● To do:
Gather up every line that includes the string "contain".

# # # #

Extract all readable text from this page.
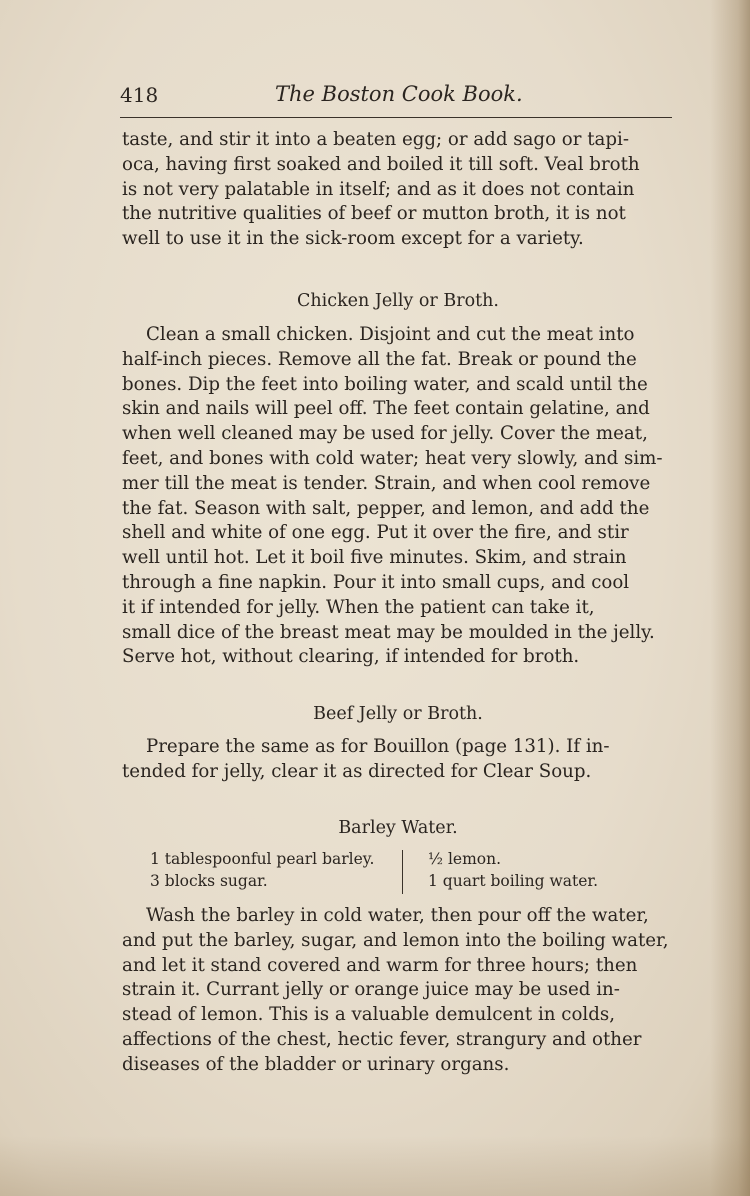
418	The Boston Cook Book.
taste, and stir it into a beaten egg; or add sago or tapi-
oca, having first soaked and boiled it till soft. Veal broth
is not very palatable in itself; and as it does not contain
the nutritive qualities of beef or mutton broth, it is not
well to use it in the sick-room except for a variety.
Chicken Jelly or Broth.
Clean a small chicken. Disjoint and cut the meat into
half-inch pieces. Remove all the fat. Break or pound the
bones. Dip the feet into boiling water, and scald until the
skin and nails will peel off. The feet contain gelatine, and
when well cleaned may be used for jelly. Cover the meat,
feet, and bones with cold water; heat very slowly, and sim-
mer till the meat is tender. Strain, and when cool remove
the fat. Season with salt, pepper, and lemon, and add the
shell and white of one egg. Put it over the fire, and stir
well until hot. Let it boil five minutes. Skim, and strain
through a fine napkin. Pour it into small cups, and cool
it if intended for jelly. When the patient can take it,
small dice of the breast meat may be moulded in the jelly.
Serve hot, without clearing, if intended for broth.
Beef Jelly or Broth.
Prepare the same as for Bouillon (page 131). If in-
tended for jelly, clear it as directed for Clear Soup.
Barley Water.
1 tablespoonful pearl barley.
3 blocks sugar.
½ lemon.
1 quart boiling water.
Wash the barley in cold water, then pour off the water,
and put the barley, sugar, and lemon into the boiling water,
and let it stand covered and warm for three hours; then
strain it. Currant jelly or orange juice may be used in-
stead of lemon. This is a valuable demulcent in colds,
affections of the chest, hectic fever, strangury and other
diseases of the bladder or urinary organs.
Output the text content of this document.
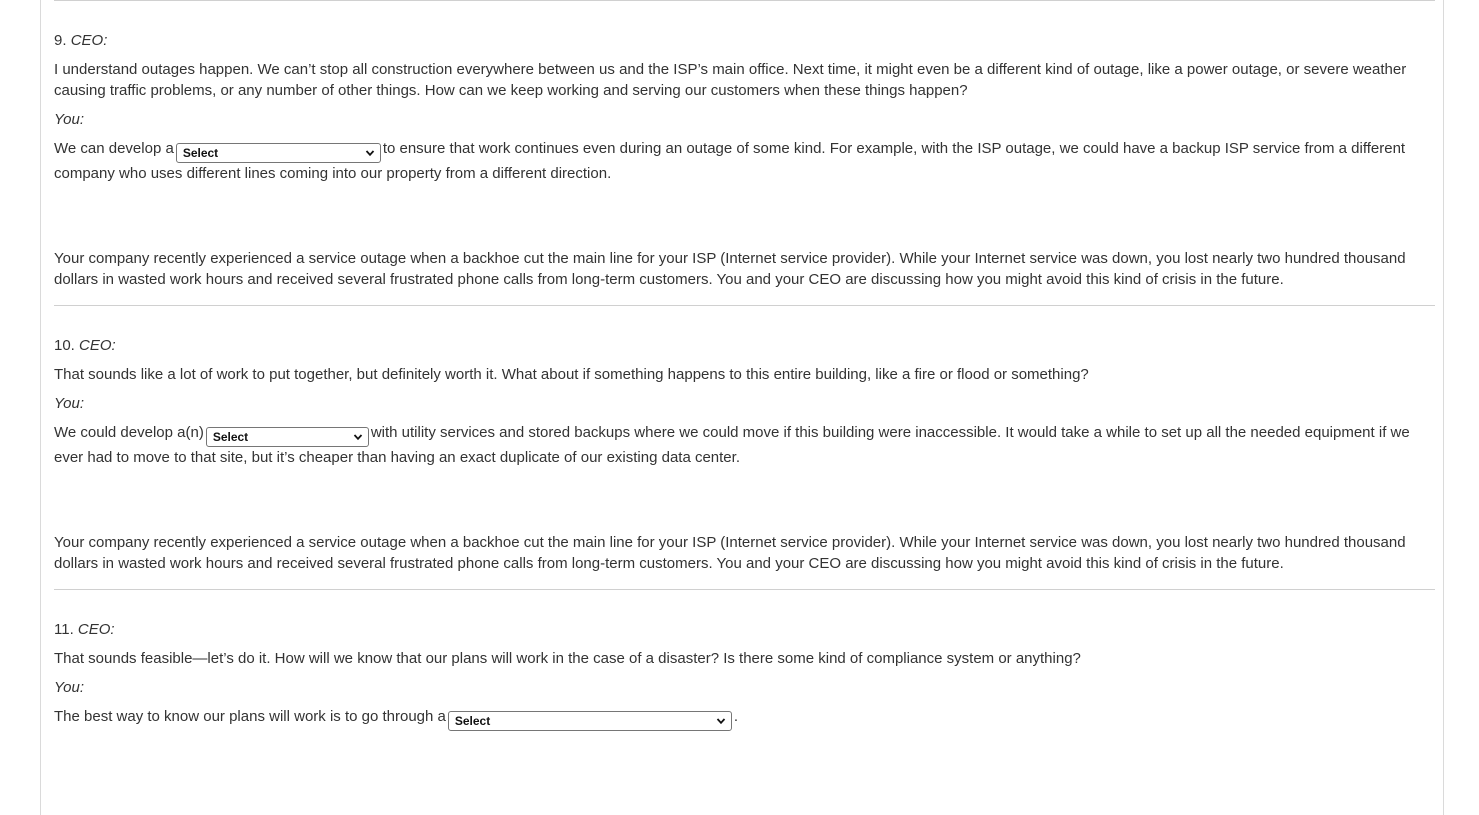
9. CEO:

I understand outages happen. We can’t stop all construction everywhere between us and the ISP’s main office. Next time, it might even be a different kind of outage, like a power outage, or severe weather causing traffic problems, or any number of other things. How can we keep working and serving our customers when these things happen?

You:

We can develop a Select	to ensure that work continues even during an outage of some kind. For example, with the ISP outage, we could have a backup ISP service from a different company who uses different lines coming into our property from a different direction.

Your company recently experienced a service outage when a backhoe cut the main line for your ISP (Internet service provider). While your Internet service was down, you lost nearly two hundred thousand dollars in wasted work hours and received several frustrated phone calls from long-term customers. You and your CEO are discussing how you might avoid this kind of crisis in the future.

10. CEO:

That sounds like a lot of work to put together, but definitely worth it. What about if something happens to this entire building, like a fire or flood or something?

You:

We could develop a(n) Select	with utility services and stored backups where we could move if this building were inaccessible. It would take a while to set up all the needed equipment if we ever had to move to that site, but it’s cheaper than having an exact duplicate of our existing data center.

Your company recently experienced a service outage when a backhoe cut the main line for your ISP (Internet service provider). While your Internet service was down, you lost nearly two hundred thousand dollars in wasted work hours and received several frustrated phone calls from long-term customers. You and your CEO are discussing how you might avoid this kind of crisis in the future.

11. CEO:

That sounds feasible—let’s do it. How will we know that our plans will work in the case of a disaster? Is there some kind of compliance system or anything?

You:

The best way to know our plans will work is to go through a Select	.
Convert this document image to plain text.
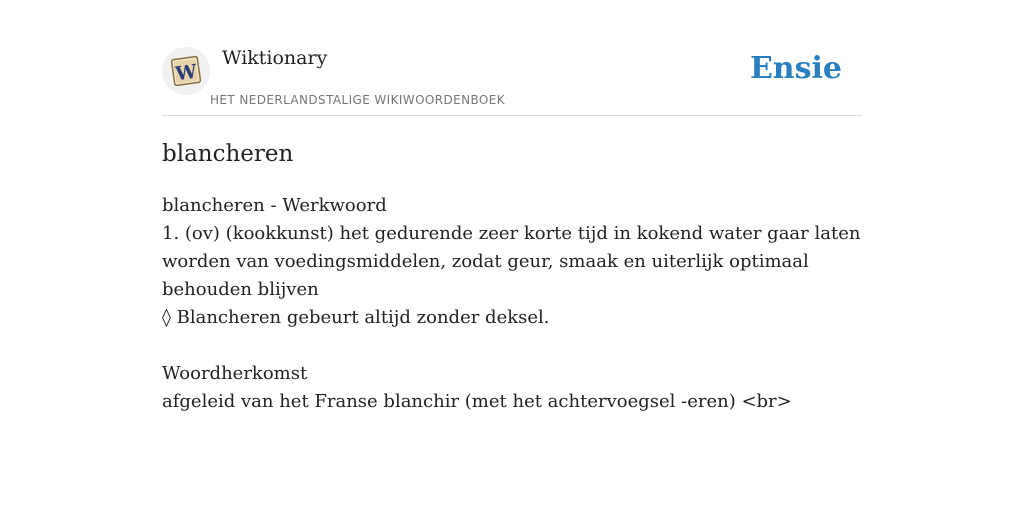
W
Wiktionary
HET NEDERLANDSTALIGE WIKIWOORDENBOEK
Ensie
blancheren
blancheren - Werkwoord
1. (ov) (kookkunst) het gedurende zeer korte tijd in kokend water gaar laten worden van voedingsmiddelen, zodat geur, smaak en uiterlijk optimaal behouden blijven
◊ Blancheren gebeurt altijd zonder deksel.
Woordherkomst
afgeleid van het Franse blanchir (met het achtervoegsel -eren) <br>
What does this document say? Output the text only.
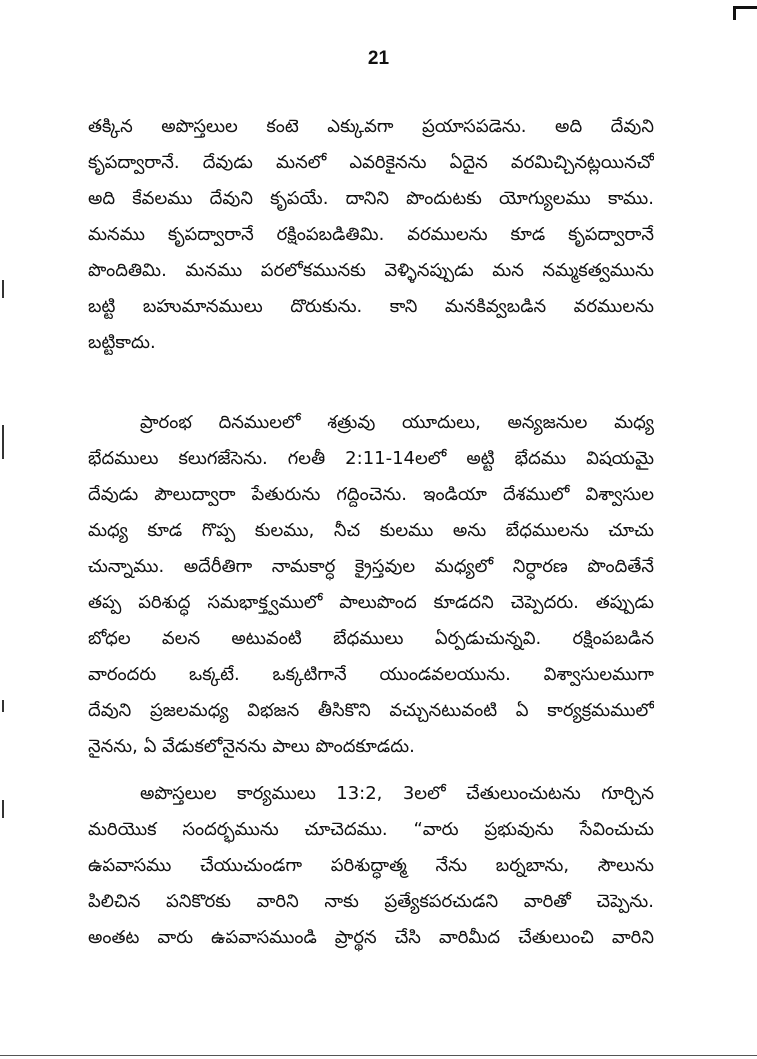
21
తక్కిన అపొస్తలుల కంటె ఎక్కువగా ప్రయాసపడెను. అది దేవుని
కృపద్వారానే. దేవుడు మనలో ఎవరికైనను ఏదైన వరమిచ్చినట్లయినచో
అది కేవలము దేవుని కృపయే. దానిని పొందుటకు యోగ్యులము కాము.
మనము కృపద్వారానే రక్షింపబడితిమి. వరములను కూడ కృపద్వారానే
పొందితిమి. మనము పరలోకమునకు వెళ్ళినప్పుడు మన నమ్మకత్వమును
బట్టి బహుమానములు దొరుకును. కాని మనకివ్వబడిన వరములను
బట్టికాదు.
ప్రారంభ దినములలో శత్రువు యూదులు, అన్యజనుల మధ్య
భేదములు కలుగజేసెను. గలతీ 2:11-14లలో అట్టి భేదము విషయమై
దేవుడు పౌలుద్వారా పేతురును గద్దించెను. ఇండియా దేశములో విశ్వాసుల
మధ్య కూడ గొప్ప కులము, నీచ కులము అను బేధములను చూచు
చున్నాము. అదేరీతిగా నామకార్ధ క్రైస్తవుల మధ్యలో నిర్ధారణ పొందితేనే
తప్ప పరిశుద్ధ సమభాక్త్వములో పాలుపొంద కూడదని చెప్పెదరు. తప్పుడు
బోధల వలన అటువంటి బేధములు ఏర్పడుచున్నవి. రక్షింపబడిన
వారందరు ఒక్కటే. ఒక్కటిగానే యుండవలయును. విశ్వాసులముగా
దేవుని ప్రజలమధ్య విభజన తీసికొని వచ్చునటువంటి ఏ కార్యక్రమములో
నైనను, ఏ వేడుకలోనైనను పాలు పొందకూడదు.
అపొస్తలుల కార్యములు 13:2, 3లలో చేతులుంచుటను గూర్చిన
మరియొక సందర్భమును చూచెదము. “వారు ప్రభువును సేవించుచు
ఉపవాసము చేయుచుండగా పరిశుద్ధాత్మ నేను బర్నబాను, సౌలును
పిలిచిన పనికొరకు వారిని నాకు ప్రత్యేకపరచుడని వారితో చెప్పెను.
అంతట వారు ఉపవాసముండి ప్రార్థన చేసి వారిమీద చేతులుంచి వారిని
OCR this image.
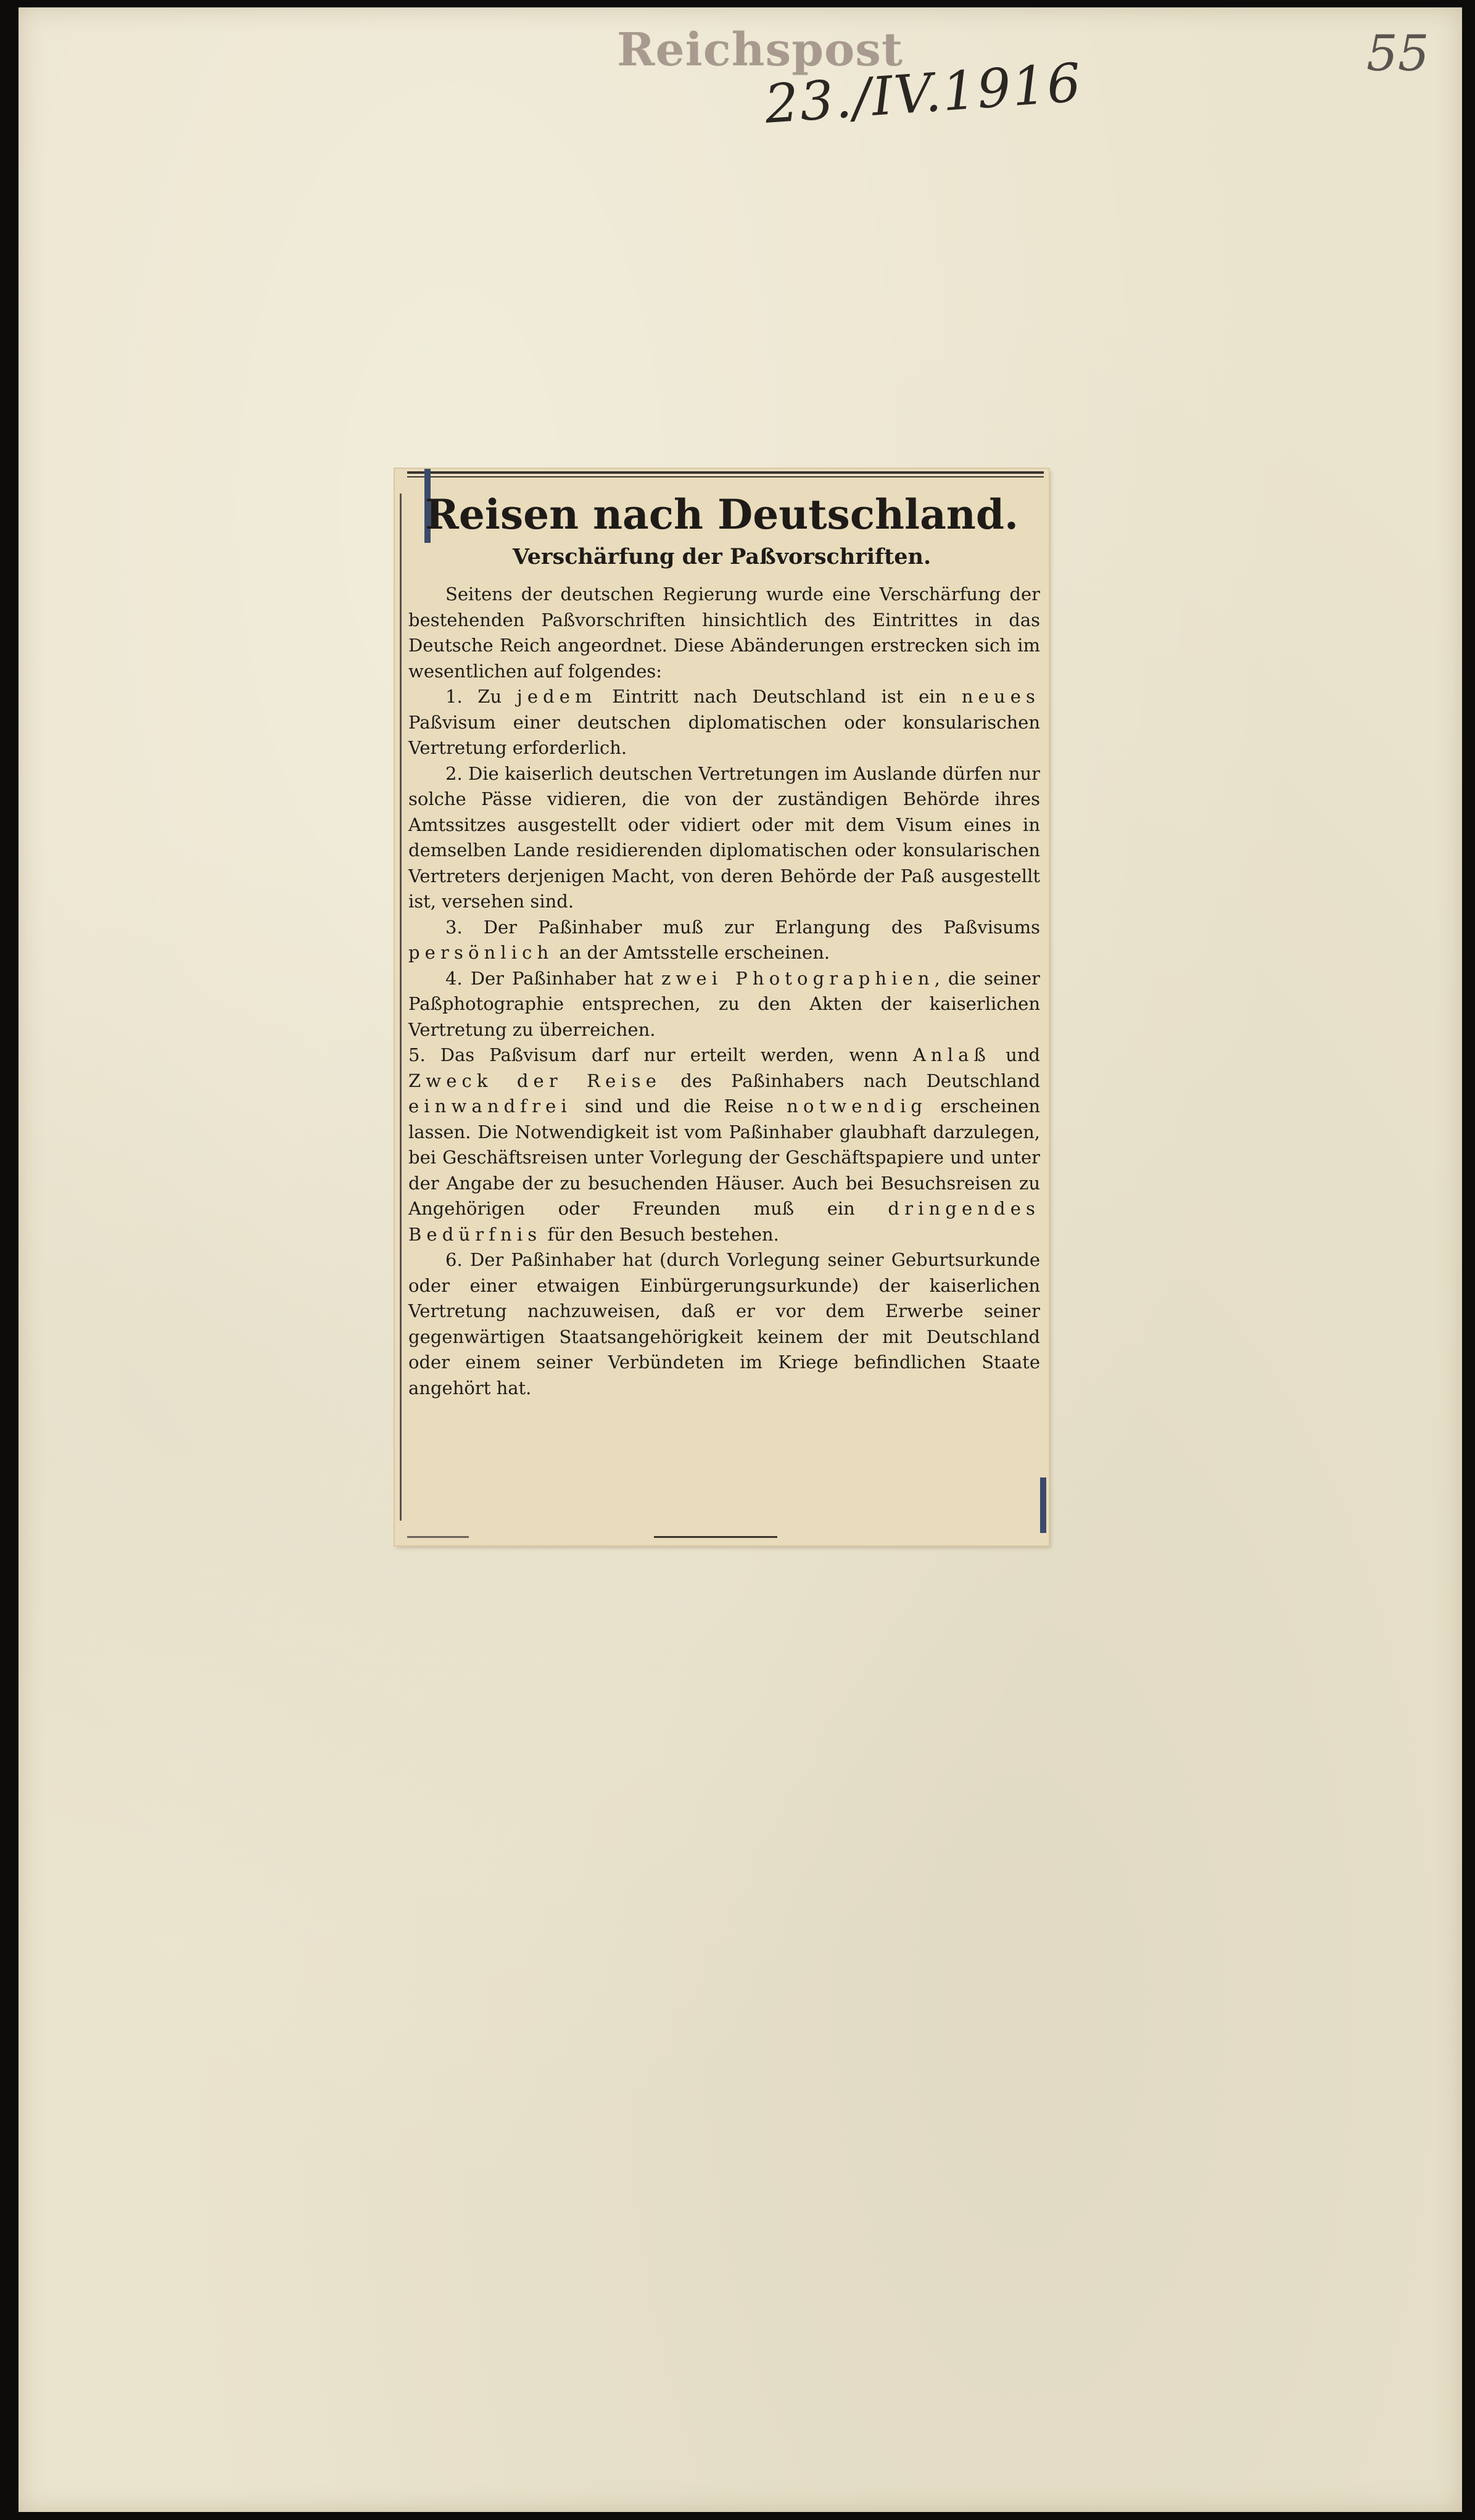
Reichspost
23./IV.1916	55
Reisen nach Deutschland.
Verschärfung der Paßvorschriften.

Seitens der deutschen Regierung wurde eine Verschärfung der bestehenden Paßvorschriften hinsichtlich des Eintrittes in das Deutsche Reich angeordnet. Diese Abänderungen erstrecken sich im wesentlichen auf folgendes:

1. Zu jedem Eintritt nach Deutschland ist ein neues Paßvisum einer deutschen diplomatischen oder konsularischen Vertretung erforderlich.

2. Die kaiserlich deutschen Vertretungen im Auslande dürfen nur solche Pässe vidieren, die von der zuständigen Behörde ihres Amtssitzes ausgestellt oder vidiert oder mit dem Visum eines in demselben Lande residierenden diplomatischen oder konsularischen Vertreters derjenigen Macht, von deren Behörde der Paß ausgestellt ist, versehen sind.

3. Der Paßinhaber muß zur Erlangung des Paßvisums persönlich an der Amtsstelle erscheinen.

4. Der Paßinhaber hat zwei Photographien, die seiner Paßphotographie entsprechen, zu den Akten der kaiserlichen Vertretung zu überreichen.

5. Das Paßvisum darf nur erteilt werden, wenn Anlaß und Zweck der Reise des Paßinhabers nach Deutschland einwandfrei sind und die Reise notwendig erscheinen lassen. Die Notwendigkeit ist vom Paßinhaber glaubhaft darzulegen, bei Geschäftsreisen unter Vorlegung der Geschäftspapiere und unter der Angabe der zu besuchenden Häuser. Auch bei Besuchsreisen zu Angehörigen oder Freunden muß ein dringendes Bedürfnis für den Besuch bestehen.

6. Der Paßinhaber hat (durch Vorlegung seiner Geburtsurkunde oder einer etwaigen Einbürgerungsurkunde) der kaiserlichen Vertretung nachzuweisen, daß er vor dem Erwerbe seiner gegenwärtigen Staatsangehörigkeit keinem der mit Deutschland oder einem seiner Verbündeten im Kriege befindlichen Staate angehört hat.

# # # #

● The solution:
is not very palatable in itself; and as it does not contain
skin and nails will peel off. The feet contain gelatine, and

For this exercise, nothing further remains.